# Problem details
Quote the rows verbatim, from the row containing "legend-swatch-pre [531, 20, 575, 38]" up to and including the row containing "legend: pre post cross [531, 20, 632, 93]".

++++++++

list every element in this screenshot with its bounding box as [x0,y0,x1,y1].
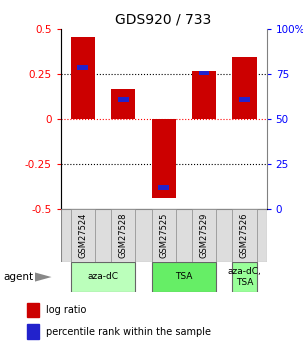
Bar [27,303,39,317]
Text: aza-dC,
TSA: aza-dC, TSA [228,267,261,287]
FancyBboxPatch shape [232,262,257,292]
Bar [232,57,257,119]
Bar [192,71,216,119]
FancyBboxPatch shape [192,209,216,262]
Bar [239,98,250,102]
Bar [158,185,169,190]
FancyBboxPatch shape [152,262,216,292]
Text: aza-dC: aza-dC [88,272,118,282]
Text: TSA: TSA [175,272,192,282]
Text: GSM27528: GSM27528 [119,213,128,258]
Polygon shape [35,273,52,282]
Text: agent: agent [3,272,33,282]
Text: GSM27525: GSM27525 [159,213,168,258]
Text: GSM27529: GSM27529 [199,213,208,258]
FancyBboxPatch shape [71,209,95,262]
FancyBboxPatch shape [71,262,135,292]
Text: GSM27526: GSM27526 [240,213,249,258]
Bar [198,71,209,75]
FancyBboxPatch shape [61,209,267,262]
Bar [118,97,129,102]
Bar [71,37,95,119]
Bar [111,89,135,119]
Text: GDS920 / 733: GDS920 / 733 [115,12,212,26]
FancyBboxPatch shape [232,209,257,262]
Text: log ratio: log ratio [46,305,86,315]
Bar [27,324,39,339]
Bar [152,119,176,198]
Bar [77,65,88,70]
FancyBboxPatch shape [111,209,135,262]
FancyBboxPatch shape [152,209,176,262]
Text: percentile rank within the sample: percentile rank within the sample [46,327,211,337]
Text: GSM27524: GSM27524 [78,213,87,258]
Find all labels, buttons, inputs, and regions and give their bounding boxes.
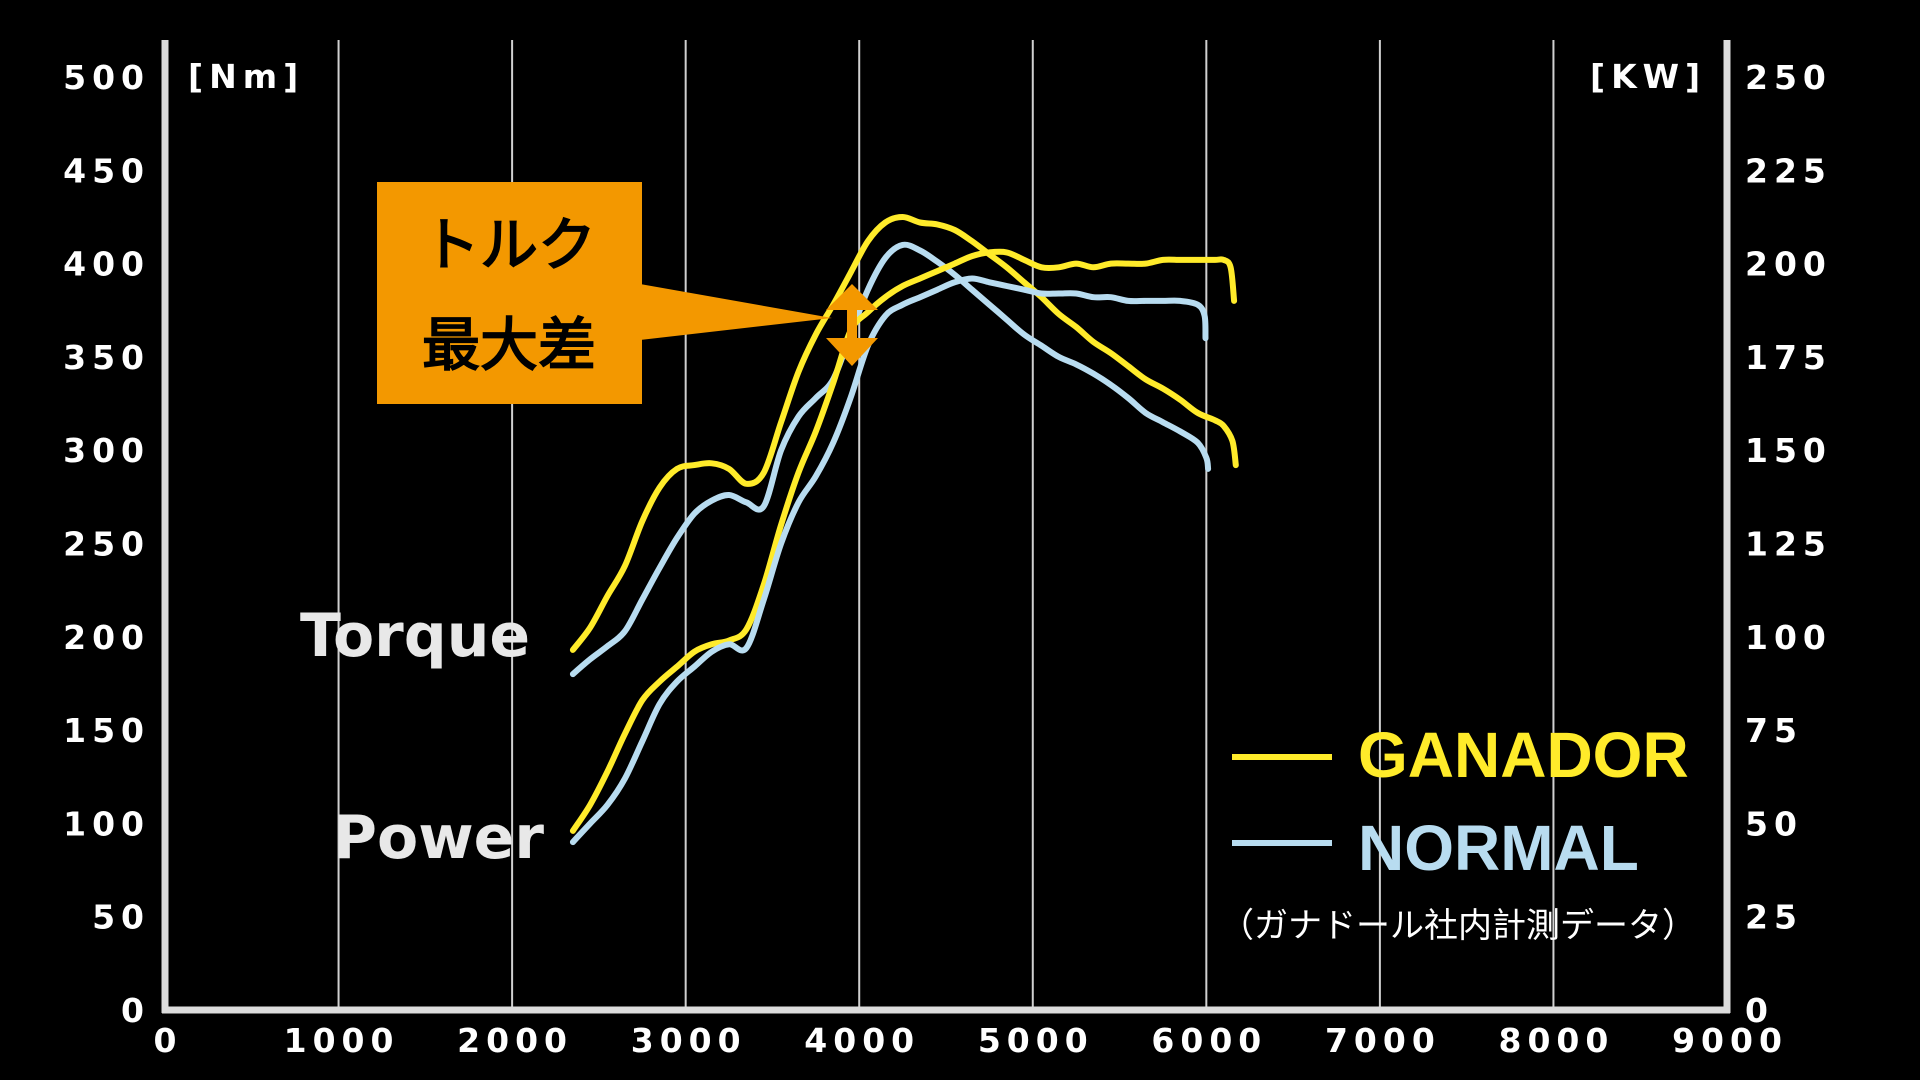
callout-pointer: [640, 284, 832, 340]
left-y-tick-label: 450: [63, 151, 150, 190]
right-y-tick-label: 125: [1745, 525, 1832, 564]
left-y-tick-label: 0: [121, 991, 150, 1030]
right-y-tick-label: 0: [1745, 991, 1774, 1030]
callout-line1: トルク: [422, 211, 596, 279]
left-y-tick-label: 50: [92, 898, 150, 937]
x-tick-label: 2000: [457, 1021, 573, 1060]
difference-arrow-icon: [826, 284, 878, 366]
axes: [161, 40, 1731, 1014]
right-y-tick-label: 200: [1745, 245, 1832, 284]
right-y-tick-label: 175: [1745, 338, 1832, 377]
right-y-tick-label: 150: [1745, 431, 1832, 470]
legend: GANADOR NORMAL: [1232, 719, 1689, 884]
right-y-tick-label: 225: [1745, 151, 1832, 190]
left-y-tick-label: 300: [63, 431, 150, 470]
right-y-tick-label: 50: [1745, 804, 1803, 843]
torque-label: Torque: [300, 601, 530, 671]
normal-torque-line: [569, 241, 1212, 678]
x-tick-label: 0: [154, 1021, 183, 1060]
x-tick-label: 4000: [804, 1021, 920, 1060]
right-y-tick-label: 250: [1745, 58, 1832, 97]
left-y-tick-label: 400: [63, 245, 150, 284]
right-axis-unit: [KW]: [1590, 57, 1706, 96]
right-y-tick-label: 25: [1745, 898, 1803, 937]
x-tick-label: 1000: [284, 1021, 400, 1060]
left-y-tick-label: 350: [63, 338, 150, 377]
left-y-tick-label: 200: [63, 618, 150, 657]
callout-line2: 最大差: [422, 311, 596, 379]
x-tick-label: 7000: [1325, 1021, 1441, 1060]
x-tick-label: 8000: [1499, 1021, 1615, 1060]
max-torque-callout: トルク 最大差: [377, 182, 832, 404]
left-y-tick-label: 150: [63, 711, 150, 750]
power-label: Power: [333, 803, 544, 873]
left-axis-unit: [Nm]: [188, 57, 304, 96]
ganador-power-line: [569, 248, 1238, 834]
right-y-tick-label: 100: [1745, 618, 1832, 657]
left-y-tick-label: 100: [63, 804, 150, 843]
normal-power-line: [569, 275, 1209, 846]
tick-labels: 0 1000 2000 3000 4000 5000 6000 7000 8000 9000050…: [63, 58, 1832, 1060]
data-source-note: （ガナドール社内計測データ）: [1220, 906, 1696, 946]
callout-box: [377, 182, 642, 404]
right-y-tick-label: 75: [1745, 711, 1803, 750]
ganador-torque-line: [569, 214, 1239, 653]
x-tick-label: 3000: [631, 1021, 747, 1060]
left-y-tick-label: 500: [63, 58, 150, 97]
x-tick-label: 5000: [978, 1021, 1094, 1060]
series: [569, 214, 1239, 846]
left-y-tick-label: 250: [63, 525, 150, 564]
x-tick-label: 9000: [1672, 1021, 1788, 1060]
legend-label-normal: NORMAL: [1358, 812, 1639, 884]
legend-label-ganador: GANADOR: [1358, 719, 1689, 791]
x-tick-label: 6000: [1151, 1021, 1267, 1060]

++++++++

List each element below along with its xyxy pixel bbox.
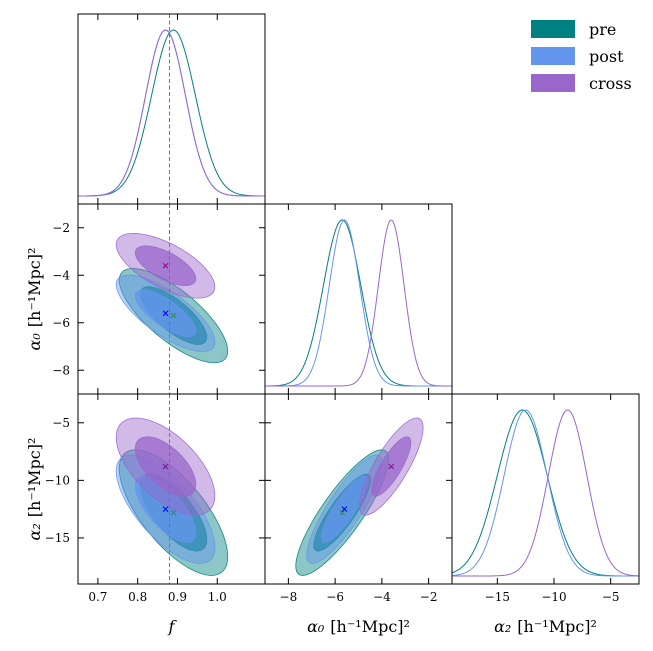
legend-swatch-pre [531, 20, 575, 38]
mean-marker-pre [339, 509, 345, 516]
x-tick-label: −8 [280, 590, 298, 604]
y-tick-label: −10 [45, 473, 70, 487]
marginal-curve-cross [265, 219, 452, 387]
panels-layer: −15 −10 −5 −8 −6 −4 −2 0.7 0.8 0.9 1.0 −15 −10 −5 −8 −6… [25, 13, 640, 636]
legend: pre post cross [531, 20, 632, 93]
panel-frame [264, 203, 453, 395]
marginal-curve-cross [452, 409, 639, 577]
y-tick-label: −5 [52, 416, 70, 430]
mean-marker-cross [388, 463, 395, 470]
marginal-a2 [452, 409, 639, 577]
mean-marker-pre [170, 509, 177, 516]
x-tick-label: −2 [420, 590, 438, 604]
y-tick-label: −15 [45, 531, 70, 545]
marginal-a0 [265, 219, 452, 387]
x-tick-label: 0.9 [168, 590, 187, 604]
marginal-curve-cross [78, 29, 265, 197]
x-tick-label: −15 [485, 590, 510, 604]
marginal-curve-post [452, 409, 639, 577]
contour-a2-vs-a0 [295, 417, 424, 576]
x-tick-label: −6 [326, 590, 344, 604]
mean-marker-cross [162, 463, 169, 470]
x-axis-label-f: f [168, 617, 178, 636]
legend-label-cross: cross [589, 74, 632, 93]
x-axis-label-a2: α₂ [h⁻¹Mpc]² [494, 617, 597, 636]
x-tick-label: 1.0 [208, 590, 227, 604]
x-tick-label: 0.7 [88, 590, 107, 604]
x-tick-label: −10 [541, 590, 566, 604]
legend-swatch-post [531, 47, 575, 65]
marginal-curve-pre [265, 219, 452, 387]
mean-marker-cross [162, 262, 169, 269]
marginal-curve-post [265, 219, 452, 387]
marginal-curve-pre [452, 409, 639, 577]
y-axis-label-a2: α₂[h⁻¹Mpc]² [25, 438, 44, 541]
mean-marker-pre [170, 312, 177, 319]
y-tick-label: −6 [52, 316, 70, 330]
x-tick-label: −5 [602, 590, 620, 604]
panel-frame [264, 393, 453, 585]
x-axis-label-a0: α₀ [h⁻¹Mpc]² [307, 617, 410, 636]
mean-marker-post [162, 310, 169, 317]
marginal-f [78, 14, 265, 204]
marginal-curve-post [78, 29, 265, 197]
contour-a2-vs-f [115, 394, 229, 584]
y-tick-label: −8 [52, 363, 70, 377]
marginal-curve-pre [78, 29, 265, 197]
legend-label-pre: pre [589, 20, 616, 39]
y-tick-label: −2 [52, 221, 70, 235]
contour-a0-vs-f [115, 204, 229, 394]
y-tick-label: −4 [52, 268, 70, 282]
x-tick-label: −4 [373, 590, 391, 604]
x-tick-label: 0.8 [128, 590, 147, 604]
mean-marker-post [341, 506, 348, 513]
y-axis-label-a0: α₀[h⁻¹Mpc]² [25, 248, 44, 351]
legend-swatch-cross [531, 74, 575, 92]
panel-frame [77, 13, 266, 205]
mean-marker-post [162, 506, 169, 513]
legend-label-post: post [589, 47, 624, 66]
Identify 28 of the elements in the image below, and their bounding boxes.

++++++++

# Task response
legend-swatch-pre [531, 20, 575, 38]
mean-marker-pre [339, 509, 345, 516]
x-tick-label: −8 [280, 590, 298, 604]
y-tick-label: −10 [45, 473, 70, 487]
marginal-curve-cross [265, 219, 452, 387]
panels-layer: −15 −10 −5 −8 −6 −4 −2 0.7 0.8 0.9 1.0 −15 −10 −5 −8 −6… [25, 13, 640, 636]
legend: pre post cross [531, 20, 632, 93]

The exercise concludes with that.